BRIEF - Copy out each line of the material below that holds the string "доходов".
** START OF PROVIDED RECORDS **
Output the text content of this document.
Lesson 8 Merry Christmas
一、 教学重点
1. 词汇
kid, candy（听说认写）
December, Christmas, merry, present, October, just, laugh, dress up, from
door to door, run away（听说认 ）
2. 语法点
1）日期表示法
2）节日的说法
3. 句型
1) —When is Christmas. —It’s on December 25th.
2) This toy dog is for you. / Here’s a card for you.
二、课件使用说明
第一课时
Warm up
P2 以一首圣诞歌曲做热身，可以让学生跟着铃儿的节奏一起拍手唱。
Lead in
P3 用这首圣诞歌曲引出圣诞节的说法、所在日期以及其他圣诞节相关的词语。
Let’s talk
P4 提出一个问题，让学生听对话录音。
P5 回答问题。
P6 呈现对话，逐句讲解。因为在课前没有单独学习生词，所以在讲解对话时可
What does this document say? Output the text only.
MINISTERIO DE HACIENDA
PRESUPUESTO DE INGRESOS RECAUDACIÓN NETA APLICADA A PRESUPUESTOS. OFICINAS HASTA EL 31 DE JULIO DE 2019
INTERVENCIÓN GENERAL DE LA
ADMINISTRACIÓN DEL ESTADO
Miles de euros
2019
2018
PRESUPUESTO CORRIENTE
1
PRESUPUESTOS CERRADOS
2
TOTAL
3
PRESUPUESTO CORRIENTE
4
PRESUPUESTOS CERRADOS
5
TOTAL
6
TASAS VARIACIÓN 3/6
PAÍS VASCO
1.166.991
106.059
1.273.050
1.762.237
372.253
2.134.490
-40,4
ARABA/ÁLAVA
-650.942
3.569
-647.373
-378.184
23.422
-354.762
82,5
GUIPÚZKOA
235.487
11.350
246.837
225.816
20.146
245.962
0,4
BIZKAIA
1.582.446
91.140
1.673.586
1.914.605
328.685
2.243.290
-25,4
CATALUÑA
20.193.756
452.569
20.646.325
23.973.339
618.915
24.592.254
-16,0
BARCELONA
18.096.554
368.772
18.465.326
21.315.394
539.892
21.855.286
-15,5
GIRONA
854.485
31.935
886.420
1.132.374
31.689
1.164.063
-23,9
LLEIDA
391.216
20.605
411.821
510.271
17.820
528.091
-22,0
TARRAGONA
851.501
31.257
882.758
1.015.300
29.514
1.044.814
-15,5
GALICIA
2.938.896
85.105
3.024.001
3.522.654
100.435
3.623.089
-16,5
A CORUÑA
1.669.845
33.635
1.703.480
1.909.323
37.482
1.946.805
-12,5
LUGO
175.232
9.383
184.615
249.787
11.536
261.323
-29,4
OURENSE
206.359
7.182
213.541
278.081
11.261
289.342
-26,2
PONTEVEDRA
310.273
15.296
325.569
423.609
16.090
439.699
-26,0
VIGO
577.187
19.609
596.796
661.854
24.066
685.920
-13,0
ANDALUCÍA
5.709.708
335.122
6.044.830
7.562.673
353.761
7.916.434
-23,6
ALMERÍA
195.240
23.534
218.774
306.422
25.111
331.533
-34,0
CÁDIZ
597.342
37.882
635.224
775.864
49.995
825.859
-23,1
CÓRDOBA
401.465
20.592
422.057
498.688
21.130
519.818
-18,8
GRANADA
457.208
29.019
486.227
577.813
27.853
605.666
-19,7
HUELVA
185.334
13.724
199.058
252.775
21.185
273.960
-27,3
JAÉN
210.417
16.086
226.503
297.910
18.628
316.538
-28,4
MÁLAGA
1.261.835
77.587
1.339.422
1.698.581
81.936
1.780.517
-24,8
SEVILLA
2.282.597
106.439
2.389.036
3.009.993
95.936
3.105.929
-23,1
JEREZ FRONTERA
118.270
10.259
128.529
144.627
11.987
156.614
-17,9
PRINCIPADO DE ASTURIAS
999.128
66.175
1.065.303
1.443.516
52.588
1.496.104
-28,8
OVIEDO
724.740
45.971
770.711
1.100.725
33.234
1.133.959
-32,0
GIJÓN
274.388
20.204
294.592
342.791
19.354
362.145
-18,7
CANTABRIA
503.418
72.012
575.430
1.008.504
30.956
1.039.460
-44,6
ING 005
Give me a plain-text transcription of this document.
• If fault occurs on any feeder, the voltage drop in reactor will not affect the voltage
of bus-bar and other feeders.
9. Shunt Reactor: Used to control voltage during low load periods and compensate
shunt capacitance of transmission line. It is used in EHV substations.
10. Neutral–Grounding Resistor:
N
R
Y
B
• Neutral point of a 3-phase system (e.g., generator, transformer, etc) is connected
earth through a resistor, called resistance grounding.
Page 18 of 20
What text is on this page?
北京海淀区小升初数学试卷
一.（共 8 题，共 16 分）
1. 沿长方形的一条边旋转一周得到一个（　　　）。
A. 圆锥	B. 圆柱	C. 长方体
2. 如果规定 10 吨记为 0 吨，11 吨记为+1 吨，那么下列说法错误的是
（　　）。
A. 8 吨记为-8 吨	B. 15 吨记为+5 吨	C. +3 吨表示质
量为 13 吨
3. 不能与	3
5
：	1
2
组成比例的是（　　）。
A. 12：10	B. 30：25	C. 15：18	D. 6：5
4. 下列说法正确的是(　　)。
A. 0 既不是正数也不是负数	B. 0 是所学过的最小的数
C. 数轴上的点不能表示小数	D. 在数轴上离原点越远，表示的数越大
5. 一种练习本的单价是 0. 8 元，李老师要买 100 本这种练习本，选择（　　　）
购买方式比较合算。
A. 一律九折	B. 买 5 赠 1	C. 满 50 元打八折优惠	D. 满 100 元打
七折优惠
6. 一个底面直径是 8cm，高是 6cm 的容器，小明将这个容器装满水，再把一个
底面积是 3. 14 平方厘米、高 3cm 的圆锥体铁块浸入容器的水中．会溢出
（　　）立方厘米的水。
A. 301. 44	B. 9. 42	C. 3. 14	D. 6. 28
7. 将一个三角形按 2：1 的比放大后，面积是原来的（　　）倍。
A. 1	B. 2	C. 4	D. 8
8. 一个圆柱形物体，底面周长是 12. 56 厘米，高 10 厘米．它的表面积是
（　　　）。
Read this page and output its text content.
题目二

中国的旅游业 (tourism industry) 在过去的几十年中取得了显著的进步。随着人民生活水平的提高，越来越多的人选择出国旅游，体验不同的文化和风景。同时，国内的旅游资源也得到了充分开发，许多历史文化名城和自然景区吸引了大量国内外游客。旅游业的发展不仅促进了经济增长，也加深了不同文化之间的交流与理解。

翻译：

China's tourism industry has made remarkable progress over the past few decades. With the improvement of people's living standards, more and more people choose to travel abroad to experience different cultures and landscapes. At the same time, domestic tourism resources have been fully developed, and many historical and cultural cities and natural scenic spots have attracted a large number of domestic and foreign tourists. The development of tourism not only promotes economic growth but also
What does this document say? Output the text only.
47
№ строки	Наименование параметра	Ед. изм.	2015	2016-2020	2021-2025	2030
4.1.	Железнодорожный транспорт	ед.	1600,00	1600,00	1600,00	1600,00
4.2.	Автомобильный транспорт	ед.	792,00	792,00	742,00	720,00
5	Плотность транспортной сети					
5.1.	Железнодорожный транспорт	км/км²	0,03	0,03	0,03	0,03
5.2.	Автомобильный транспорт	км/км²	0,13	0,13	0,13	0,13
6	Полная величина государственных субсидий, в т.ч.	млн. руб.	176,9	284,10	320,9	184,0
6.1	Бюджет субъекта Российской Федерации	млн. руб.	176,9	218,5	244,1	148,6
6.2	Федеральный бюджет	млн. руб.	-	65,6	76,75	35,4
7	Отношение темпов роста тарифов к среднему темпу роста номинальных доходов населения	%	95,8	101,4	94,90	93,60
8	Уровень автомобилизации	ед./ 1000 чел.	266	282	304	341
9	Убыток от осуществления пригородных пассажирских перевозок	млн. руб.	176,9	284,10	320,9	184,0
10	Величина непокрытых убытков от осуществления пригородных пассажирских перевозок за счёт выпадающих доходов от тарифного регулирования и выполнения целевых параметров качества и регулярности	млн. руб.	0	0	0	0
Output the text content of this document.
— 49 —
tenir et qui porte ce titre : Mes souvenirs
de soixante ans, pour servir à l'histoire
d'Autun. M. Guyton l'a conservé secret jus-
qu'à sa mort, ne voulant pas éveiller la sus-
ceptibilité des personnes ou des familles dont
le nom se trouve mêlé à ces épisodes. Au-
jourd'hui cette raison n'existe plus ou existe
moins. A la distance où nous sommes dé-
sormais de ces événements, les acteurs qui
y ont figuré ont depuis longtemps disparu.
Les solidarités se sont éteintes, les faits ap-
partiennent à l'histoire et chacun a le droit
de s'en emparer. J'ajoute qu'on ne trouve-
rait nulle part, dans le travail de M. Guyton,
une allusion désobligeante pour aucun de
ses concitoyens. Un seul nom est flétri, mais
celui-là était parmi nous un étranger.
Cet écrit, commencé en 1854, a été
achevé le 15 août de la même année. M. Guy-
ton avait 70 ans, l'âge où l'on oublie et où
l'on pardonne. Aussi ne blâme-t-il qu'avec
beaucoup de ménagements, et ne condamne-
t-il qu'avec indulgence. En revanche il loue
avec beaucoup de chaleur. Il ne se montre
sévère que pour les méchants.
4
** END OF PROVIDED RECORDS **
ANSWER TO THIS EXERCISE -
7	Отношение темпов роста тарифов к среднему темпу роста номинальных доходов населения	%	95,8	101,4	94,90	93,60
10	Величина непокрытых убытков от осуществления пригородных пассажирских перевозок за счёт выпадающих доходов от тарифного регулирования и выполнения целевых параметров качества и регулярности	млн. руб.	0	0	0	0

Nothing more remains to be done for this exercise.